▸ GOAL OF THE EXERCISE: Search the data below, and report every line in which "Jersey" occurs.

----

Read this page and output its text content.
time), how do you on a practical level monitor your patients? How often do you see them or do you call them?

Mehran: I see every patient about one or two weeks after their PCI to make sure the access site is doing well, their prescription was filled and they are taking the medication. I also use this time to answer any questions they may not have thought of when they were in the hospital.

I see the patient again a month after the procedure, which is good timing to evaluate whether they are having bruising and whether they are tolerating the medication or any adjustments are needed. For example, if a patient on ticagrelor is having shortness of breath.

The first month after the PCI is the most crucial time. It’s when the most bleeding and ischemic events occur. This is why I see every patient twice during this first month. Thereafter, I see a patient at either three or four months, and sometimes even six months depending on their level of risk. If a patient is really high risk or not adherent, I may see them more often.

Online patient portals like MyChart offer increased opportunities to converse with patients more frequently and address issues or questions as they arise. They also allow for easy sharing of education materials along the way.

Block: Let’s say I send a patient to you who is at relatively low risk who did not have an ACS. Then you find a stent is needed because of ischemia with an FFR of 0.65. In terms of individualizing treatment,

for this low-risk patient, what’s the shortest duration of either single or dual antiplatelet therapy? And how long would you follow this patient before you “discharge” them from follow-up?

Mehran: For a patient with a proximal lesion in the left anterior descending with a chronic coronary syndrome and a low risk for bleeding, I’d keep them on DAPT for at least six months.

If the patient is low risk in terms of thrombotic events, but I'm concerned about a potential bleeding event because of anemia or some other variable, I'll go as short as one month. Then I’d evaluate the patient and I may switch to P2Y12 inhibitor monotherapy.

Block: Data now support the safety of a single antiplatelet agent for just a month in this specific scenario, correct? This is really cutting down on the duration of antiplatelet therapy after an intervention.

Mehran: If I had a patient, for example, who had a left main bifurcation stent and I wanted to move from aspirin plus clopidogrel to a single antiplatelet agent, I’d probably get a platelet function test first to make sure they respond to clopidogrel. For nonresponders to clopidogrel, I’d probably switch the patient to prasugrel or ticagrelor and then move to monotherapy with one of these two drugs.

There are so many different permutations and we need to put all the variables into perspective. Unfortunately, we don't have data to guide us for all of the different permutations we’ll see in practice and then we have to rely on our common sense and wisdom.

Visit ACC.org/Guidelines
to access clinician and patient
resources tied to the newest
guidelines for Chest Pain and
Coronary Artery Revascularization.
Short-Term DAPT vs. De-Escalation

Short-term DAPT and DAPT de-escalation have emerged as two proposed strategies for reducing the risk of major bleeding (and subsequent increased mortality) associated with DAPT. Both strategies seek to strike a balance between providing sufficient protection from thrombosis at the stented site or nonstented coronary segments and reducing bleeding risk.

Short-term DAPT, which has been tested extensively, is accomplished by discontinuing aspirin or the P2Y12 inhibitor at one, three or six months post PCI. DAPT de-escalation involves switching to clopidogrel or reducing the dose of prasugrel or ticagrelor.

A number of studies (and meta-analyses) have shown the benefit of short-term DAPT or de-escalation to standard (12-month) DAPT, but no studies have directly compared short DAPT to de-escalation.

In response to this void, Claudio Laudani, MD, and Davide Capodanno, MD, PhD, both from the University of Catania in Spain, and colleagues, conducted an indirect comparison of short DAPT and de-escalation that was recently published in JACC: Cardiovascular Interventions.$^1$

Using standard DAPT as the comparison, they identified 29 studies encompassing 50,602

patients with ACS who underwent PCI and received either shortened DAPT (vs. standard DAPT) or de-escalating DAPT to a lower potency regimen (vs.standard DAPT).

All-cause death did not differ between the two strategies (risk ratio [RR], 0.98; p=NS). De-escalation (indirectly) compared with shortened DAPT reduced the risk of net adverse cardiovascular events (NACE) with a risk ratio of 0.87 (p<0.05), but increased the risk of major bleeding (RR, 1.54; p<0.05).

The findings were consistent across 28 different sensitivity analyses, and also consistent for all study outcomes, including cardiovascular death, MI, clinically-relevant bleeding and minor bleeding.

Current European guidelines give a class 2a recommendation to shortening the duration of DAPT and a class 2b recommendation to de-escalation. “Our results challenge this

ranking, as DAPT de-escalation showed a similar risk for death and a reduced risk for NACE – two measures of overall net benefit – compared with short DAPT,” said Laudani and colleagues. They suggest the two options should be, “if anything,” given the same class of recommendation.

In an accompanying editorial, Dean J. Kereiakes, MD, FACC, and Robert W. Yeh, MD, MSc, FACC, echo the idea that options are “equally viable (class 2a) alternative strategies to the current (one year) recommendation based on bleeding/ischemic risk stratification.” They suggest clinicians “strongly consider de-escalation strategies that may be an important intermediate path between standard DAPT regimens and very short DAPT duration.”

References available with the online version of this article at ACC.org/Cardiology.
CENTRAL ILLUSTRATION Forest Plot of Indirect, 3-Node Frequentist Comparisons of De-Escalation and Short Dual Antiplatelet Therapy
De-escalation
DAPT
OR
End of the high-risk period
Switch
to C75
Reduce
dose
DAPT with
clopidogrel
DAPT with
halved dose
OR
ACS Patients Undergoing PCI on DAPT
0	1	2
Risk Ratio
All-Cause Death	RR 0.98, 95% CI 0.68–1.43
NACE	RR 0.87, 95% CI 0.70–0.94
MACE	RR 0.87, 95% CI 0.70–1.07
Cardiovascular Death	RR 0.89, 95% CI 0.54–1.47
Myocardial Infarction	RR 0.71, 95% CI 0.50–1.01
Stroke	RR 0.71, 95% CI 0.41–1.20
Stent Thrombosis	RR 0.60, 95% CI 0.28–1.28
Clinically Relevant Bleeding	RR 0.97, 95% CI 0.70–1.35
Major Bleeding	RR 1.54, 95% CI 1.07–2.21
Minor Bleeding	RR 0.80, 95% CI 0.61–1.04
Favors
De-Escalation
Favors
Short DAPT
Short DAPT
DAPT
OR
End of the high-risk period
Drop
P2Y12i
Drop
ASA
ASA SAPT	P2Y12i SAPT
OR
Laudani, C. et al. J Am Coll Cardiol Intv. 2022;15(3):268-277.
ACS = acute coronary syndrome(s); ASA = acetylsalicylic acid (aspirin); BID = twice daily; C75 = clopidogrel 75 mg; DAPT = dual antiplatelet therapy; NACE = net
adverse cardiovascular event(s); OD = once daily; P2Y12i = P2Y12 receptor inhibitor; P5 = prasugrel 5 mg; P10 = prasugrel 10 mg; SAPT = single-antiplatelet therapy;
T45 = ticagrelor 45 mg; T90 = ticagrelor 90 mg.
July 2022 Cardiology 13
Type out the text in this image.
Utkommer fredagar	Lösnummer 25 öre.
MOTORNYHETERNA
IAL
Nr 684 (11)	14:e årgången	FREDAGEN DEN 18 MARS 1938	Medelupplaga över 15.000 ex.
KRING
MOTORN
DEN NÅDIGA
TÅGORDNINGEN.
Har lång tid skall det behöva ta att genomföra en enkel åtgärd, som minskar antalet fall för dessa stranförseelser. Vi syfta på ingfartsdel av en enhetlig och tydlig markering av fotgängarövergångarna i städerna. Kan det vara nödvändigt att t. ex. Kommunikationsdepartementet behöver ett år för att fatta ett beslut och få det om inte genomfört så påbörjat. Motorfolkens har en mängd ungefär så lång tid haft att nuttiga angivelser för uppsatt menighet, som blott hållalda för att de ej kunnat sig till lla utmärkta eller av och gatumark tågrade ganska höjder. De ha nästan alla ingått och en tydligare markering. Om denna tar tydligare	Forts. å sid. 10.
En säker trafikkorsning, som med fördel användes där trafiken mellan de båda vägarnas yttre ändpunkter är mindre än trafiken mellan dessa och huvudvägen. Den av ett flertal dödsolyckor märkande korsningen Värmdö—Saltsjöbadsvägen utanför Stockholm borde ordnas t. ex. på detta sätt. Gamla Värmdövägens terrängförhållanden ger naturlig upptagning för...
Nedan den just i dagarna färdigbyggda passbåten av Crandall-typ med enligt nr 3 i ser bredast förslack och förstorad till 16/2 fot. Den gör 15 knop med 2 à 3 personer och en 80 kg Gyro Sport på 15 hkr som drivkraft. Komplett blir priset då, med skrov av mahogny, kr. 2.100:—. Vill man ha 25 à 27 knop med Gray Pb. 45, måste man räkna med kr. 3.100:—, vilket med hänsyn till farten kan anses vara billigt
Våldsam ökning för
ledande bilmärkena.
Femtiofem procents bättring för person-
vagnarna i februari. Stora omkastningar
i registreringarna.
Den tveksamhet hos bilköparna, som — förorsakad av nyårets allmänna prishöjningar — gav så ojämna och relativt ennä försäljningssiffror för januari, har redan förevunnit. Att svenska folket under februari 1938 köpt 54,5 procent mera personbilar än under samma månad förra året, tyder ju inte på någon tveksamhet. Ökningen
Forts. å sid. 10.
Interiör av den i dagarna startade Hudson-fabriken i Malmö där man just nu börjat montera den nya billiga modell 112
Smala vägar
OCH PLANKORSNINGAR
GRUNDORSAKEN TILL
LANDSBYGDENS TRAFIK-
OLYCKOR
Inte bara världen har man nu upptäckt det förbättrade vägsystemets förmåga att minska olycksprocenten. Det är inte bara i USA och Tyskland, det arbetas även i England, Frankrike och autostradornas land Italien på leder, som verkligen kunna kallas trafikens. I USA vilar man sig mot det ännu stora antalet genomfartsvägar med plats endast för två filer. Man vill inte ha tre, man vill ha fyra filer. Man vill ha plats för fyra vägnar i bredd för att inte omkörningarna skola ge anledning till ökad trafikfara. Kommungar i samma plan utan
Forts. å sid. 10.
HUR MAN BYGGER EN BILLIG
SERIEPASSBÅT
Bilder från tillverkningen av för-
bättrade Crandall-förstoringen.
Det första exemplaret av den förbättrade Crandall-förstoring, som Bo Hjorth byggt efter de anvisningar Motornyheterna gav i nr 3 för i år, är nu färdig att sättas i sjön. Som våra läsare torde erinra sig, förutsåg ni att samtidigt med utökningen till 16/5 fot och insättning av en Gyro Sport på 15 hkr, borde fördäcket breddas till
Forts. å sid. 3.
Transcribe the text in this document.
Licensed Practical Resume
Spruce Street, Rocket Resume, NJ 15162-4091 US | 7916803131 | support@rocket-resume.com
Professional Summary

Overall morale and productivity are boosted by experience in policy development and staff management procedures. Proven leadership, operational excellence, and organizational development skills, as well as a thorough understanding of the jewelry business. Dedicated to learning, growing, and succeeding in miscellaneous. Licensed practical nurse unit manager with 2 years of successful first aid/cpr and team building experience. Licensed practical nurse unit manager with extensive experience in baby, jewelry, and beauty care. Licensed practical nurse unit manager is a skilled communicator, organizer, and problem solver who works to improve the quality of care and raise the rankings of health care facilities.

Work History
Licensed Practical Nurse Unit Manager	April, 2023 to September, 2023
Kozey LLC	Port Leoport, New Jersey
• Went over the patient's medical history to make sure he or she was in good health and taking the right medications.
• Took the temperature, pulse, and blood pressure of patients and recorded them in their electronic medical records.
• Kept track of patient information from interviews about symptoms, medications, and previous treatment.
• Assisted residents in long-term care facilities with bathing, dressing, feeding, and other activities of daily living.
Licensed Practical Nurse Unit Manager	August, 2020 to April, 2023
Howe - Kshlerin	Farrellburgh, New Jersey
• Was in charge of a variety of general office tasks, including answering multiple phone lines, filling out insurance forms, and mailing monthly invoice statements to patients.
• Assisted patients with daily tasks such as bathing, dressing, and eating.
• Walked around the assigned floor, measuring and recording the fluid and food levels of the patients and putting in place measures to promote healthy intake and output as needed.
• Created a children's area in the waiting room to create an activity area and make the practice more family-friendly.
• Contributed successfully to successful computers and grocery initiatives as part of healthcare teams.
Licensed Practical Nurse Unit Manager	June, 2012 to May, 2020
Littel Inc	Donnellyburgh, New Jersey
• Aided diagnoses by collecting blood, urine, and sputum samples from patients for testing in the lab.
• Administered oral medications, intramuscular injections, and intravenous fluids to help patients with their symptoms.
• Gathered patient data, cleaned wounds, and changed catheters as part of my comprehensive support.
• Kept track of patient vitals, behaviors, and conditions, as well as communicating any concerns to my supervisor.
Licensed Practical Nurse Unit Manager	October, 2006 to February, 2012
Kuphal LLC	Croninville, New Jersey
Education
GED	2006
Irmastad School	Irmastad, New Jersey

----

▸ RESPONSE AREA:
Kozey LLC	Port Leoport, New Jersey
Howe - Kshlerin	Farrellburgh, New Jersey
Littel Inc	Donnellyburgh, New Jersey
Kuphal LLC	Croninville, New Jersey
Irmastad School	Irmastad, New Jersey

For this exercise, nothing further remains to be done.